#### CHALLENGE:
All of the material below is to be retyped exactly.
•••
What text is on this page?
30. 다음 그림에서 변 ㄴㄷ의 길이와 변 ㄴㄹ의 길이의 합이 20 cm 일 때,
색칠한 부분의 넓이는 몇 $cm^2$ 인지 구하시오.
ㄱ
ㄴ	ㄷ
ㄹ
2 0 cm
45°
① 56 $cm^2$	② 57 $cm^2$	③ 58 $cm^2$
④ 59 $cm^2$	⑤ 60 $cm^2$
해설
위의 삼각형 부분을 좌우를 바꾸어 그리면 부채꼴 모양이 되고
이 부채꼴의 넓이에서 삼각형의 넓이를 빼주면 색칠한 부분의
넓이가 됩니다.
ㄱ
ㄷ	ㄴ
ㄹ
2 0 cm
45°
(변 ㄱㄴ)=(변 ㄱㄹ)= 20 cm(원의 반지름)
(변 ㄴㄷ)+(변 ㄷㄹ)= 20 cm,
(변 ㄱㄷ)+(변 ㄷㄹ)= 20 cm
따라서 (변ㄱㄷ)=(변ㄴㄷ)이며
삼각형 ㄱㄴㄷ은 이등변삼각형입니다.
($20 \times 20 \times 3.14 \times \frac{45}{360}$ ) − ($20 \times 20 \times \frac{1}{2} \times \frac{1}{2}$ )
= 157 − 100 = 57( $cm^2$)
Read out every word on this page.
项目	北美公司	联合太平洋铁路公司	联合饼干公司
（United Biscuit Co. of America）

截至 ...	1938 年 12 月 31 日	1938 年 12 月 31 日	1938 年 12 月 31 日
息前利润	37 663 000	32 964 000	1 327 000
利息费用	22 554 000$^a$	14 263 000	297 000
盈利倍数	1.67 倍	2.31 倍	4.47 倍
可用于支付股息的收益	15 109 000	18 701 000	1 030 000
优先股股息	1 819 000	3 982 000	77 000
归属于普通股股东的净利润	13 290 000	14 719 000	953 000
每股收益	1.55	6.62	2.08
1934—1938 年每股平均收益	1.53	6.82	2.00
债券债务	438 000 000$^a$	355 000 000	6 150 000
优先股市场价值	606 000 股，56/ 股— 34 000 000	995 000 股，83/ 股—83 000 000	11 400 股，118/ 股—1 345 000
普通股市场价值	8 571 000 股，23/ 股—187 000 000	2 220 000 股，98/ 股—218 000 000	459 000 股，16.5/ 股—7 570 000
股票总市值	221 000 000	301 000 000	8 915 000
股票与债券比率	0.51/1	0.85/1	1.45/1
•••
#### REPLY TO THE EXERCISE:
What text is on this page?
30. 다음 그림에서 변 ㄴㄷ의 길이와 변 ㄴㄹ의 길이의 합이 20 cm 일 때,
색칠한 부분의 넓이는 몇 $cm^2$ 인지 구하시오.
ㄱ
ㄴ	ㄷ
ㄹ
2 0 cm
45°
① 56 $cm^2$	② 57 $cm^2$	③ 58 $cm^2$
④ 59 $cm^2$	⑤ 60 $cm^2$
해설
위의 삼각형 부분을 좌우를 바꾸어 그리면 부채꼴 모양이 되고
이 부채꼴의 넓이에서 삼각형의 넓이를 빼주면 색칠한 부분의
넓이가 됩니다.
ㄱ
ㄷ	ㄴ
ㄹ
2 0 cm
45°
(변 ㄱㄴ)=(변 ㄱㄹ)= 20 cm(원의 반지름)
(변 ㄴㄷ)+(변 ㄷㄹ)= 20 cm,
(변 ㄱㄷ)+(변 ㄷㄹ)= 20 cm
따라서 (변ㄱㄷ)=(변ㄴㄷ)이며
삼각형 ㄱㄴㄷ은 이등변삼각형입니다.
($20 \times 20 \times 3.14 \times \frac{45}{360}$ ) − ($20 \times 20 \times \frac{1}{2} \times \frac{1}{2}$ )
= 157 − 100 = 57( $cm^2$)
Read out every word on this page.
项目	北美公司	联合太平洋铁路公司	联合饼干公司
（United Biscuit Co. of America）

截至 ...	1938 年 12 月 31 日	1938 年 12 月 31 日	1938 年 12 月 31 日
息前利润	37 663 000	32 964 000	1 327 000
利息费用	22 554 000$^a$	14 263 000	297 000
盈利倍数	1.67 倍	2.31 倍	4.47 倍
可用于支付股息的收益	15 109 000	18 701 000	1 030 000
优先股股息	1 819 000	3 982 000	77 000
归属于普通股股东的净利润	13 290 000	14 719 000	953 000
每股收益	1.55	6.62	2.08
1934—1938 年每股平均收益	1.53	6.82	2.00
债券债务	438 000 000$^a$	355 000 000	6 150 000
优先股市场价值	606 000 股，56/ 股— 34 000 000	995 000 股，83/ 股—83 000 000	11 400 股，118/ 股—1 345 000
普通股市场价值	8 571 000 股，23/ 股—187 000 000	2 220 000 股，98/ 股—218 000 000	459 000 股，16.5/ 股—7 570 000
股票总市值	221 000 000	301 000 000	8 915 000
股票与债券比率	0.51/1	0.85/1	1.45/1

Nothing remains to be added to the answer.